## The request
Out of the lines below, please list those that hold the string "Visitor".

## The input
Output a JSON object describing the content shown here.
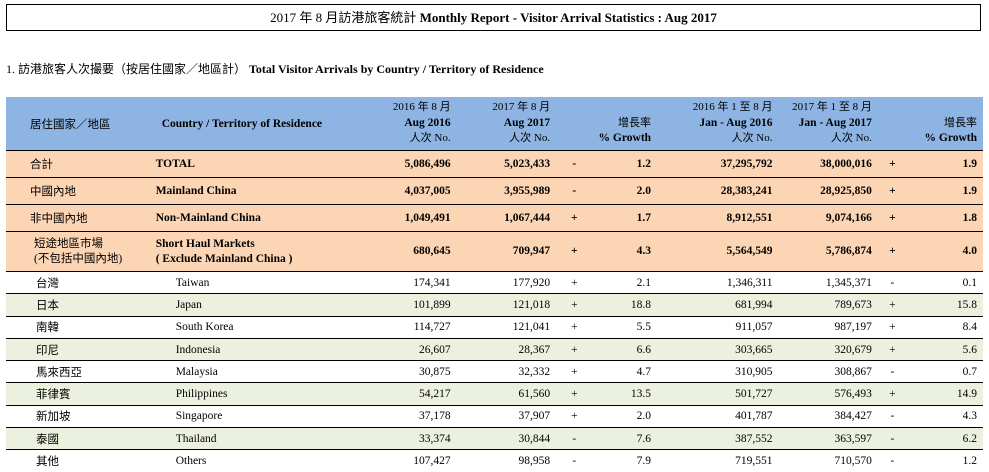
{
  "title": {
    "zh": "2017 年 8 月訪港旅客統計",
    "en": "Monthly Report - Visitor Arrival Statistics : Aug 2017"
  },
  "section": {
    "zh": "1.  訪港旅客人次撮要（按居住國家／地區計）",
    "en": "Total Visitor Arrivals by Country / Territory of Residence"
  },
  "headers": {
    "col_zh": "居住國家／地區",
    "col_en": "Country / Territory of Residence",
    "c1_top": "2016 年 8 月",
    "c1_mid": "Aug 2016",
    "c1_bot": "人次  No.",
    "c2_top": "2017 年 8 月",
    "c2_mid": "Aug 2017",
    "c2_bot": "人次  No.",
    "g1_top": "增長率",
    "g1_bot": "% Growth",
    "c3_top": "2016 年 1 至 8 月",
    "c3_mid": "Jan - Aug 2016",
    "c3_bot": "人次  No.",
    "c4_top": "2017 年 1 至 8 月",
    "c4_mid": "Jan - Aug 2017",
    "c4_bot": "人次  No.",
    "g2_top": "增長率",
    "g2_bot": "% Growth"
  },
  "summary_rows": [
    {
      "zh": "合計",
      "en": "TOTAL",
      "a16": "5,086,496",
      "a17": "5,023,433",
      "s1": "-",
      "g1": "1.2",
      "j16": "37,295,792",
      "j17": "38,000,016",
      "s2": "+",
      "g2": "1.9"
    },
    {
      "zh": "中國內地",
      "en": "Mainland China",
      "a16": "4,037,005",
      "a17": "3,955,989",
      "s1": "-",
      "g1": "2.0",
      "j16": "28,383,241",
      "j17": "28,925,850",
      "s2": "+",
      "g2": "1.9"
    },
    {
      "zh": "非中國內地",
      "en": "Non-Mainland China",
      "a16": "1,049,491",
      "a17": "1,067,444",
      "s1": "+",
      "g1": "1.7",
      "j16": "8,912,551",
      "j17": "9,074,166",
      "s2": "+",
      "g2": "1.8"
    }
  ],
  "short_haul": {
    "zh1": "短途地區市場",
    "zh2": "(不包括中國內地)",
    "en1": "Short Haul Markets",
    "en2": "( Exclude Mainland China )",
    "a16": "680,645",
    "a17": "709,947",
    "s1": "+",
    "g1": "4.3",
    "j16": "5,564,549",
    "j17": "5,786,874",
    "s2": "+",
    "g2": "4.0"
  },
  "rows": [
    {
      "zh": "台灣",
      "en": "Taiwan",
      "a16": "174,341",
      "a17": "177,920",
      "s1": "+",
      "g1": "2.1",
      "j16": "1,346,311",
      "j17": "1,345,371",
      "s2": "-",
      "g2": "0.1"
    },
    {
      "zh": "日本",
      "en": "Japan",
      "a16": "101,899",
      "a17": "121,018",
      "s1": "+",
      "g1": "18.8",
      "j16": "681,994",
      "j17": "789,673",
      "s2": "+",
      "g2": "15.8"
    },
    {
      "zh": "南韓",
      "en": "South Korea",
      "a16": "114,727",
      "a17": "121,041",
      "s1": "+",
      "g1": "5.5",
      "j16": "911,057",
      "j17": "987,197",
      "s2": "+",
      "g2": "8.4"
    },
    {
      "zh": "印尼",
      "en": "Indonesia",
      "a16": "26,607",
      "a17": "28,367",
      "s1": "+",
      "g1": "6.6",
      "j16": "303,665",
      "j17": "320,679",
      "s2": "+",
      "g2": "5.6"
    },
    {
      "zh": "馬來西亞",
      "en": "Malaysia",
      "a16": "30,875",
      "a17": "32,332",
      "s1": "+",
      "g1": "4.7",
      "j16": "310,905",
      "j17": "308,867",
      "s2": "-",
      "g2": "0.7"
    },
    {
      "zh": "菲律賓",
      "en": "Philippines",
      "a16": "54,217",
      "a17": "61,560",
      "s1": "+",
      "g1": "13.5",
      "j16": "501,727",
      "j17": "576,493",
      "s2": "+",
      "g2": "14.9"
    },
    {
      "zh": "新加坡",
      "en": "Singapore",
      "a16": "37,178",
      "a17": "37,907",
      "s1": "+",
      "g1": "2.0",
      "j16": "401,787",
      "j17": "384,427",
      "s2": "-",
      "g2": "4.3"
    },
    {
      "zh": "泰國",
      "en": "Thailand",
      "a16": "33,374",
      "a17": "30,844",
      "s1": "-",
      "g1": "7.6",
      "j16": "387,552",
      "j17": "363,597",
      "s2": "-",
      "g2": "6.2"
    },
    {
      "zh": "其他",
      "en": "Others",
      "a16": "107,427",
      "a17": "98,958",
      "s1": "-",
      "g1": "7.9",
      "j16": "719,551",
      "j17": "710,570",
      "s2": "-",
      "g2": "1.2"
    }
  ]
}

## Complete output
    "en": "Monthly Report - Visitor Arrival Statistics : Aug 2017"
    "en": "Total Visitor Arrivals by Country / Territory of Residence"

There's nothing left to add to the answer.